TASK
Write out the items again, from the line containing "text: + 60x – 500, где" down to the line containing "text: B(x) = –x [32,292,114,316]", substituting "site stamp" for "watermark" and changing nothing else.

TASK INPUT
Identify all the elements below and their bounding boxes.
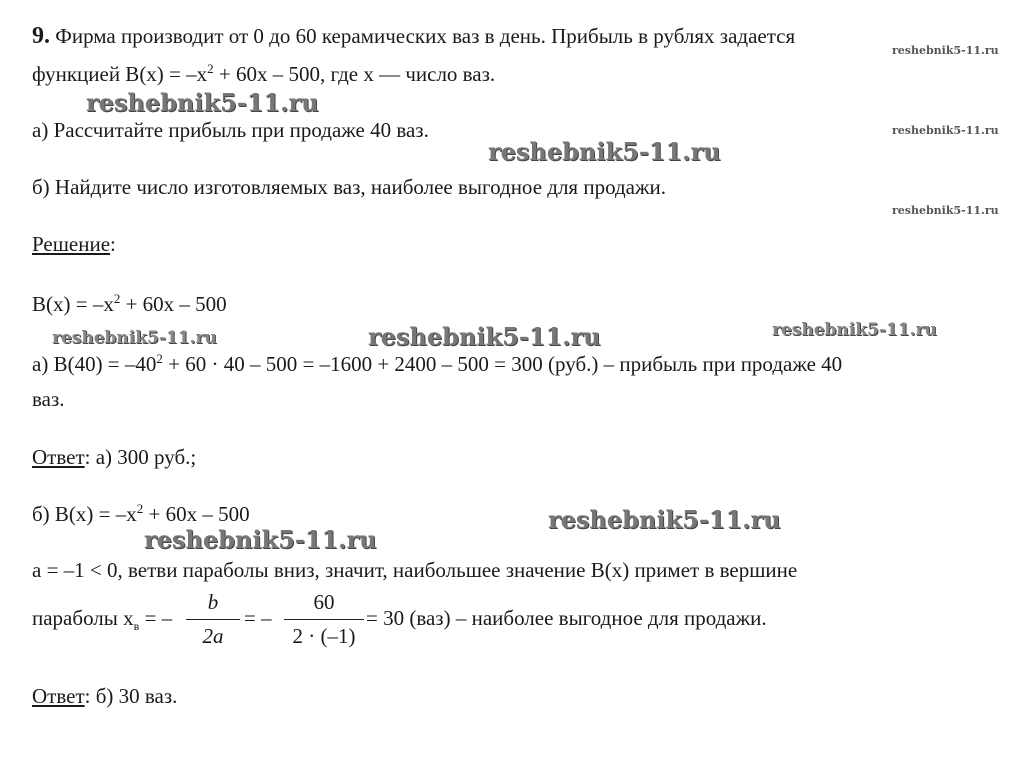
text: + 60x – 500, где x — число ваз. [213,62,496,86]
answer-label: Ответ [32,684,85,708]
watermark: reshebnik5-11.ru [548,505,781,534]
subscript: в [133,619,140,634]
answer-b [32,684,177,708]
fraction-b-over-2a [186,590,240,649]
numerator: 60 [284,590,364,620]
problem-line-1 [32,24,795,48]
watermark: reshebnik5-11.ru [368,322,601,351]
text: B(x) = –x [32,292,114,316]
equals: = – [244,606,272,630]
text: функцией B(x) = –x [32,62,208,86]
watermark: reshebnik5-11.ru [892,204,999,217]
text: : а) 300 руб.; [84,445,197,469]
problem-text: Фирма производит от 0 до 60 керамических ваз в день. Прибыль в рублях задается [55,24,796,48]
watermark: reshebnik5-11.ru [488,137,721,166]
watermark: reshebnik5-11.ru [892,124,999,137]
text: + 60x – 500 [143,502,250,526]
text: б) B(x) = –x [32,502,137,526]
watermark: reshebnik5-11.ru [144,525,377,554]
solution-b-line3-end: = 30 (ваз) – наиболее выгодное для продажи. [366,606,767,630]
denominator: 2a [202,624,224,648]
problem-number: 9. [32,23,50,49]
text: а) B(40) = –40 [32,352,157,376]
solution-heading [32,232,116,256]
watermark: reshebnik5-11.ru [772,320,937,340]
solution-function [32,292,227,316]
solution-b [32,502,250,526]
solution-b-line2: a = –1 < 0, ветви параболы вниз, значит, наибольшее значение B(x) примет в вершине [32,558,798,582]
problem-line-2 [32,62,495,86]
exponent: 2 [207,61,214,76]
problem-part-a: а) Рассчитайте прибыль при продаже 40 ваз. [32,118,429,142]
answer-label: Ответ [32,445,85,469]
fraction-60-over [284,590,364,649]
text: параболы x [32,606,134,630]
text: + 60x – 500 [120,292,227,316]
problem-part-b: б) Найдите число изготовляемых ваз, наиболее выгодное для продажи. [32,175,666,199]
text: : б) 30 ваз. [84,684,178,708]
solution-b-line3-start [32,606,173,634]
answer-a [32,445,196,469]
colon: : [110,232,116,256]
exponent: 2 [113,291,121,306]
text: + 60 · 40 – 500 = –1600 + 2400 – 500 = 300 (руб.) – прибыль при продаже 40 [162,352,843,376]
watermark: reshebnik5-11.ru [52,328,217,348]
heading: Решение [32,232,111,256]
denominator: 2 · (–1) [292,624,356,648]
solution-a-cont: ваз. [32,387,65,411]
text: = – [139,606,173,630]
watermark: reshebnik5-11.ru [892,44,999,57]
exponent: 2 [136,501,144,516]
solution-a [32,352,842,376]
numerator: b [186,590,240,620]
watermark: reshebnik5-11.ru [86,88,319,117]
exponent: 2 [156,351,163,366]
* * *
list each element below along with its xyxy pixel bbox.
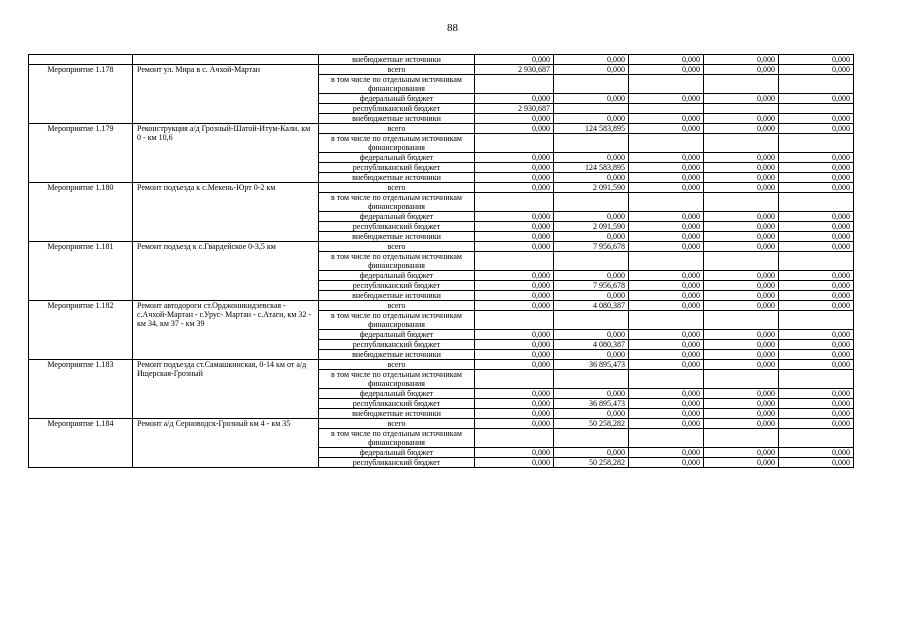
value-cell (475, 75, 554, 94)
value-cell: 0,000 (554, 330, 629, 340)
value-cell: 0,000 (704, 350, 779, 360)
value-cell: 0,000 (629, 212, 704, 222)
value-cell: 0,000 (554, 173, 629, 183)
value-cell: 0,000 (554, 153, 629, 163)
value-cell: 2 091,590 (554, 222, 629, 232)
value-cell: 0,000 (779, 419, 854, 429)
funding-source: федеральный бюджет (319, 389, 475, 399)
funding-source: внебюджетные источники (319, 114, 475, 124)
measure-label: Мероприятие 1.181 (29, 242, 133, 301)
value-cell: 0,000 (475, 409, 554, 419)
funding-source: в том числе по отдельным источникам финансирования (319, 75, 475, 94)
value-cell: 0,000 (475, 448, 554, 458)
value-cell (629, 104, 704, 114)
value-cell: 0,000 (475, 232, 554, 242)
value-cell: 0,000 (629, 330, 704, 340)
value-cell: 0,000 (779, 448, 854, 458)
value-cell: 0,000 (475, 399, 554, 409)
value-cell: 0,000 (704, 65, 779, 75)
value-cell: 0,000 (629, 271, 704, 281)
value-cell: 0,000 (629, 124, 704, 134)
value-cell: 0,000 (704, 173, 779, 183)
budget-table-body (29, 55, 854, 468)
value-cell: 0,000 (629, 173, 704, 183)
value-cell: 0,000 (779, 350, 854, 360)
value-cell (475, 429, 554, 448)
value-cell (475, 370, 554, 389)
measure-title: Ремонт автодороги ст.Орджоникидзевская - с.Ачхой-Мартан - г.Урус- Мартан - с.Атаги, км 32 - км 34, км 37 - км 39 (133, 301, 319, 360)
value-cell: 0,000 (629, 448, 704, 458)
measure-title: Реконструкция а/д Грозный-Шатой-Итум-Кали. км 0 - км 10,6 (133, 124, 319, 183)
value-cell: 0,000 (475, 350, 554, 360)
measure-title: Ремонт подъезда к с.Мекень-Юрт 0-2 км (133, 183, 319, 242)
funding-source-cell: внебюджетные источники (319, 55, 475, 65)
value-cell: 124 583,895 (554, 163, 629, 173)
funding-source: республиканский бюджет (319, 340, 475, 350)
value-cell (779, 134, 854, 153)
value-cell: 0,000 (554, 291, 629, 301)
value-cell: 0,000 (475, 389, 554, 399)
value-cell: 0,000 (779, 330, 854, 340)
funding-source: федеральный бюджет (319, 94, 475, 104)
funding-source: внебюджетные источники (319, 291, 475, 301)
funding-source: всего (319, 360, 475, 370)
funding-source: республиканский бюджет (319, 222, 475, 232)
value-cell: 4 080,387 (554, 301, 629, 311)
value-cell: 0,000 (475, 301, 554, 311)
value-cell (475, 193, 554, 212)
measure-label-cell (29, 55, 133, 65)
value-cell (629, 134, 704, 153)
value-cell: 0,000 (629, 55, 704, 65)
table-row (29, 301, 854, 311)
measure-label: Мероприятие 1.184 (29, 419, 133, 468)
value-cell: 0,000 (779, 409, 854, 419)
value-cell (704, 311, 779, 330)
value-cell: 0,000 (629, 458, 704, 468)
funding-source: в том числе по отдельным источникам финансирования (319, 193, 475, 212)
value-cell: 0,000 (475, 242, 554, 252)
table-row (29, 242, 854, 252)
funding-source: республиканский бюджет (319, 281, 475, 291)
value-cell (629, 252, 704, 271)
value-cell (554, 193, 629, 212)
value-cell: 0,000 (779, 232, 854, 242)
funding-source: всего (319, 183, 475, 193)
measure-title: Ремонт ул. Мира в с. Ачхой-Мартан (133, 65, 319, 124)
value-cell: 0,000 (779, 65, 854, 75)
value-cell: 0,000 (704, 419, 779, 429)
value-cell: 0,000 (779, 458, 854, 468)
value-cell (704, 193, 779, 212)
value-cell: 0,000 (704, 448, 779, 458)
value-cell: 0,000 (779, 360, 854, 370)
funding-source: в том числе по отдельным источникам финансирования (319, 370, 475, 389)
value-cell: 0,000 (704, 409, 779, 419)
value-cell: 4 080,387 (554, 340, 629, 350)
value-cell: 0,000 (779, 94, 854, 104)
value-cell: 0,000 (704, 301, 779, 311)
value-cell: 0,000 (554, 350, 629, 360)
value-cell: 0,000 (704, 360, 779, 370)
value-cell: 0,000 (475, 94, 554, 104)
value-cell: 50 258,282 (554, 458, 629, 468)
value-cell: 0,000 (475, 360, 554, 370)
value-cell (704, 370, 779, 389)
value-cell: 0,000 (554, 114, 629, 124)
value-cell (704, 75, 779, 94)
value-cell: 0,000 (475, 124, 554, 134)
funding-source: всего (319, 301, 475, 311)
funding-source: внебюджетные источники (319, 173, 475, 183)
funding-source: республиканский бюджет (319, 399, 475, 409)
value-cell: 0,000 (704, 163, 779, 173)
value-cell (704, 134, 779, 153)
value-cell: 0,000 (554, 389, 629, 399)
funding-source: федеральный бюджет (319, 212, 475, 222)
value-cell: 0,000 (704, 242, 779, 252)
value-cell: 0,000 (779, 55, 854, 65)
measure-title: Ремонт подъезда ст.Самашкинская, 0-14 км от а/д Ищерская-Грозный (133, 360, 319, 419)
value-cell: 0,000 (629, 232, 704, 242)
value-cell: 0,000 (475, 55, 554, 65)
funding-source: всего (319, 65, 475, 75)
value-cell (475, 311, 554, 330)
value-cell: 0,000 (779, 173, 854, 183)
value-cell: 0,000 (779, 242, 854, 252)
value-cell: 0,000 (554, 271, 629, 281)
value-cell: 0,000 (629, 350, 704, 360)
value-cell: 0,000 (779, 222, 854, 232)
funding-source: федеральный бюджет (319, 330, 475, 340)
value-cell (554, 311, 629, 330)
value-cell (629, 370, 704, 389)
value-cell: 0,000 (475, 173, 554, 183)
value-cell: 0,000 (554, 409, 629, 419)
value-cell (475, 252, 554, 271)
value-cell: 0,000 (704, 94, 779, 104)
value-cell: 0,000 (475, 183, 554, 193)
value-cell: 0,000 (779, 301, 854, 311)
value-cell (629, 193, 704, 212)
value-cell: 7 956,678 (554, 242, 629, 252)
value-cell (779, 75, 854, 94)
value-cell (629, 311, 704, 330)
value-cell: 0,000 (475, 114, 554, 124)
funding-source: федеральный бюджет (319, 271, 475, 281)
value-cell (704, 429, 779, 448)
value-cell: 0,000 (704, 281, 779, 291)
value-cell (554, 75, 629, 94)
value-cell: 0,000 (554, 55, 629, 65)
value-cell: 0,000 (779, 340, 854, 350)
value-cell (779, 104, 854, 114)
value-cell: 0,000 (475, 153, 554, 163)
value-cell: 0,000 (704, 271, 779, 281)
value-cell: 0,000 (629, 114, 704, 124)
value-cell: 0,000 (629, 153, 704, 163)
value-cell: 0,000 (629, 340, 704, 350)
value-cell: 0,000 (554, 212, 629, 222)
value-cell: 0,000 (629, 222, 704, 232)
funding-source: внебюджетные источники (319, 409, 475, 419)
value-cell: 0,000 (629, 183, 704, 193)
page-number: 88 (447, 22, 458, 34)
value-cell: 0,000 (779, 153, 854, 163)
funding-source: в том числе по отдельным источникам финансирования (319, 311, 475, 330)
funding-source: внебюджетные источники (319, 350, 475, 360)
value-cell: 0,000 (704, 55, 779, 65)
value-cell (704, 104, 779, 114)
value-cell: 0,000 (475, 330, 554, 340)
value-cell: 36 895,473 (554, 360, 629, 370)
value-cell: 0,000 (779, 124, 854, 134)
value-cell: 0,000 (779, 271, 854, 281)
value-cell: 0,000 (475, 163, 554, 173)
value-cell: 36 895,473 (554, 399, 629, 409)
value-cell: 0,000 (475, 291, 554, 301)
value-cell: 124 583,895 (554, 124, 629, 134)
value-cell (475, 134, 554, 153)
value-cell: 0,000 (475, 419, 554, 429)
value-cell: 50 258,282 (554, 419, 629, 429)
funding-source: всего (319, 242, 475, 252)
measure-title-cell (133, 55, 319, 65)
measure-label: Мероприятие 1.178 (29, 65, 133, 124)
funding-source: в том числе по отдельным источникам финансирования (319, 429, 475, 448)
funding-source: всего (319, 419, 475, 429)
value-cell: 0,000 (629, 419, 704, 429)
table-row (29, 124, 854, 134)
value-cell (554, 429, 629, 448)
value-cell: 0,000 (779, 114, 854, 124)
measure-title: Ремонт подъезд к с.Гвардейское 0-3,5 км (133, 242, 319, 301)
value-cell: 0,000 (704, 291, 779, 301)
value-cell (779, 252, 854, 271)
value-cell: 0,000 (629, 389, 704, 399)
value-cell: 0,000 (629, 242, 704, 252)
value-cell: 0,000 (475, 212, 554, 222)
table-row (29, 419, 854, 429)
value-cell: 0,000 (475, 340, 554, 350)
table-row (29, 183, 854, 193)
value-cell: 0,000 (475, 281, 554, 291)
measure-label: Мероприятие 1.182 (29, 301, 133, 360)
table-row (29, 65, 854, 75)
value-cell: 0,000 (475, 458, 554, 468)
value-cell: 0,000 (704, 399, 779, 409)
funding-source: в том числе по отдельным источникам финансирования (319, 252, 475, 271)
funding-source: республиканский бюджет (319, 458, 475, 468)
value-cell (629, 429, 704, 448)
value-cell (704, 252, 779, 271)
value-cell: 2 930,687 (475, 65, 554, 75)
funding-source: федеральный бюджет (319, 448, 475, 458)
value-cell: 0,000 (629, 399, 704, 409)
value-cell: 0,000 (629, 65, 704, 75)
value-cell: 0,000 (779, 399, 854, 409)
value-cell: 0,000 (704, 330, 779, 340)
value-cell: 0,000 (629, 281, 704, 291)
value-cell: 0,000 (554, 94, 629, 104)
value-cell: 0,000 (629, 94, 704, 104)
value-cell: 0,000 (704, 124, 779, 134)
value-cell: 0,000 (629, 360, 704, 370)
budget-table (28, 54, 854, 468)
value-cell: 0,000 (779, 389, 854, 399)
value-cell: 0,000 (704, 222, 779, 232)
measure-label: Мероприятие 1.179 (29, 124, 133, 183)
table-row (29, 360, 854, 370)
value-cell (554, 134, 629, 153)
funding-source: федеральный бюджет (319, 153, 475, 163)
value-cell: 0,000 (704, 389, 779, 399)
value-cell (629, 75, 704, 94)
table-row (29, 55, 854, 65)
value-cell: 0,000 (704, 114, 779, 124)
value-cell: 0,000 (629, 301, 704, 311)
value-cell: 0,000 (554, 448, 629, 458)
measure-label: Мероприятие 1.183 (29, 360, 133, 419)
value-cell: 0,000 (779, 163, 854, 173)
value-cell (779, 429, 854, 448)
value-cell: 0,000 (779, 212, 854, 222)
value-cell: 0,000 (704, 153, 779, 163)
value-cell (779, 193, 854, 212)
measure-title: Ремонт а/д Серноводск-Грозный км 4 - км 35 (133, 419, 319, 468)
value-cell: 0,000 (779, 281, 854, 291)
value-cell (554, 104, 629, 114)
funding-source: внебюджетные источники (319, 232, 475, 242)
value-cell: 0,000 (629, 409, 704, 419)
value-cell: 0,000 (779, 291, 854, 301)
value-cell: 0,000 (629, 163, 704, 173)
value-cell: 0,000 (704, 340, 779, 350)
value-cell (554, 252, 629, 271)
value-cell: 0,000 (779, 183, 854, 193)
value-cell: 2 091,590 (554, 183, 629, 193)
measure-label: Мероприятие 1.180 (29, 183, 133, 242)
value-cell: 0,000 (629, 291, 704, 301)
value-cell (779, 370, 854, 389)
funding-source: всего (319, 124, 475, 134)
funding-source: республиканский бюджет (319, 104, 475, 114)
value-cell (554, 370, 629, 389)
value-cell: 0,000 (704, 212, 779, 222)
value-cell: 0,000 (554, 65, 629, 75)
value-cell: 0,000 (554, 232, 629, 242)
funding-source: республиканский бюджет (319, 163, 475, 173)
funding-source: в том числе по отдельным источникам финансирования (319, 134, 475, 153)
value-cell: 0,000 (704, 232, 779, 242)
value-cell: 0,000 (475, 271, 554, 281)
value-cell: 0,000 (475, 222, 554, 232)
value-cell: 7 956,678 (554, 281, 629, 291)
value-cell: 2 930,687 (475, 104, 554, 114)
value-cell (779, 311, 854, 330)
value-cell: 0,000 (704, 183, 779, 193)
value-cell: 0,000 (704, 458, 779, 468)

FINAL ANSWER
text: + 60x – 500, где x — число ваз. [213,62,496,86]
answer-label: Ответ [32,684,85,708]
site stamp: reshebnik5-11.ru [548,505,781,534]
subscript: в [133,619,140,634]
answer-b [32,684,177,708]
fraction-b-over-2a [186,590,240,649]
numerator: 60 [284,590,364,620]
problem-line-1 [32,24,795,48]
site stamp: reshebnik5-11.ru [368,322,601,351]
text: B(x) = –x [32,292,114,316]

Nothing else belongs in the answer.